*** DATA SHOWN ***
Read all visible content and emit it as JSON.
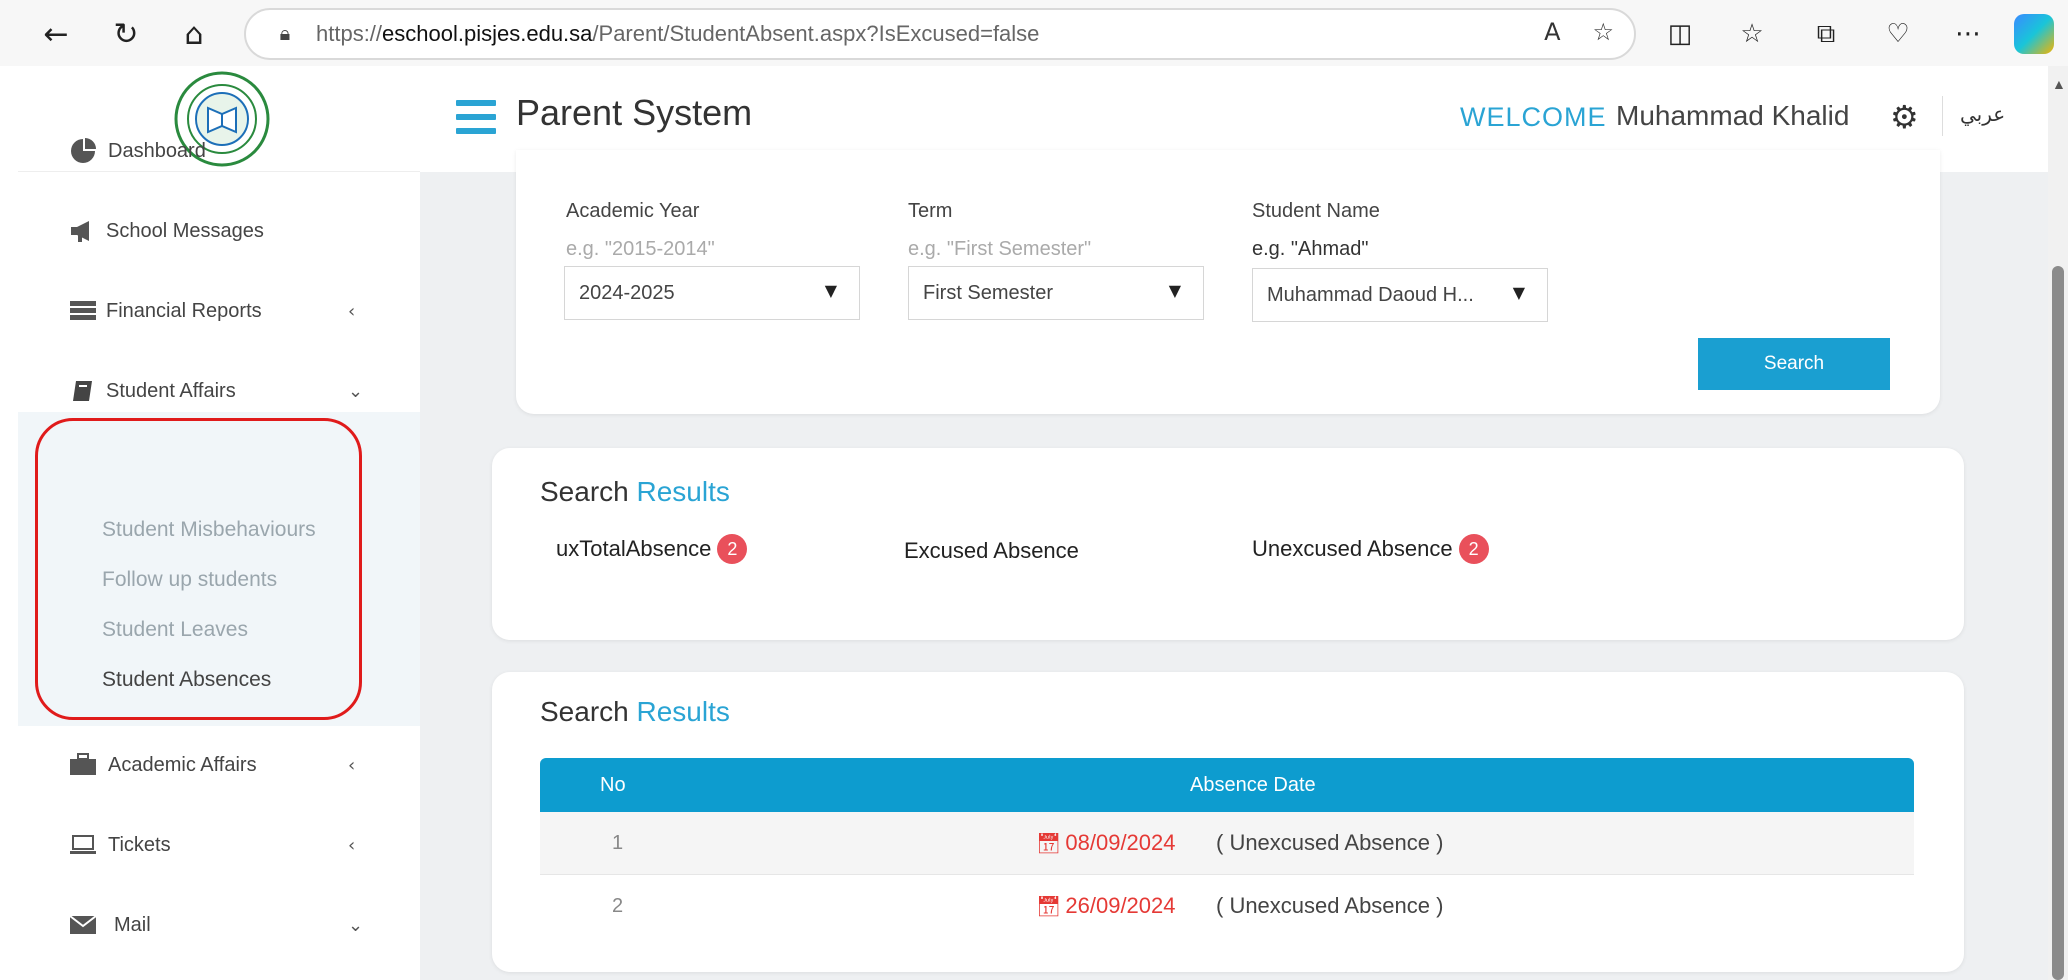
{
  "browser": {
    "url_prefix": "https://",
    "url_host": "eschool.pisjes.edu.sa",
    "url_path": "/Parent/StudentAbsent.aspx?IsExcused=false"
  },
  "header": {
    "app_title": "Parent System",
    "welcome": "WELCOME",
    "user_name": "Muhammad Khalid",
    "language": "عربي"
  },
  "sidebar": {
    "items": [
      {
        "label": "Dashboard",
        "icon": "pie-chart-icon"
      },
      {
        "label": "School Messages",
        "icon": "megaphone-icon"
      },
      {
        "label": "Financial Reports",
        "icon": "server-icon"
      },
      {
        "label": "Student Affairs",
        "icon": "book-icon"
      },
      {
        "label": "Academic Affairs",
        "icon": "briefcase-icon"
      },
      {
        "label": "Tickets",
        "icon": "laptop-icon"
      },
      {
        "label": "Mail",
        "icon": "envelope-icon"
      }
    ],
    "student_affairs_sub": [
      {
        "label": "Student Misbehaviours"
      },
      {
        "label": "Follow up students"
      },
      {
        "label": "Student Leaves"
      },
      {
        "label": "Student Absences"
      }
    ]
  },
  "filters": {
    "academic_year": {
      "label": "Academic Year",
      "hint": "e.g. \"2015-2014\"",
      "value": "2024-2025"
    },
    "term": {
      "label": "Term",
      "hint": "e.g. \"First Semester\"",
      "value": "First Semester"
    },
    "student_name": {
      "label": "Student Name",
      "hint": "e.g. \"Ahmad\"",
      "value": "Muhammad Daoud H..."
    },
    "search_label": "Search"
  },
  "summary": {
    "title_part1": "Search",
    "title_part2": "Results",
    "total_label": "uxTotalAbsence",
    "total_count": "2",
    "excused_label": "Excused Absence",
    "unexcused_label": "Unexcused Absence",
    "unexcused_count": "2"
  },
  "results": {
    "title_part1": "Search",
    "title_part2": "Results",
    "columns": [
      "No",
      "Absence Date"
    ],
    "rows": [
      {
        "no": "1",
        "date": "08/09/2024",
        "type": "( Unexcused Absence )"
      },
      {
        "no": "2",
        "date": "26/09/2024",
        "type": "( Unexcused Absence )"
      }
    ]
  },
  "colors": {
    "accent": "#2aa4d4",
    "table_header": "#0d9ccf",
    "badge": "#e9505b",
    "absence_date": "#e53935",
    "highlight": "#e01b1b"
  }
}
***
*DO THIS*. Gather each line that holds "Semester".

*WORKED ANSWER*.
      "hint": "e.g. \"First Semester\"",
      "value": "First Semester"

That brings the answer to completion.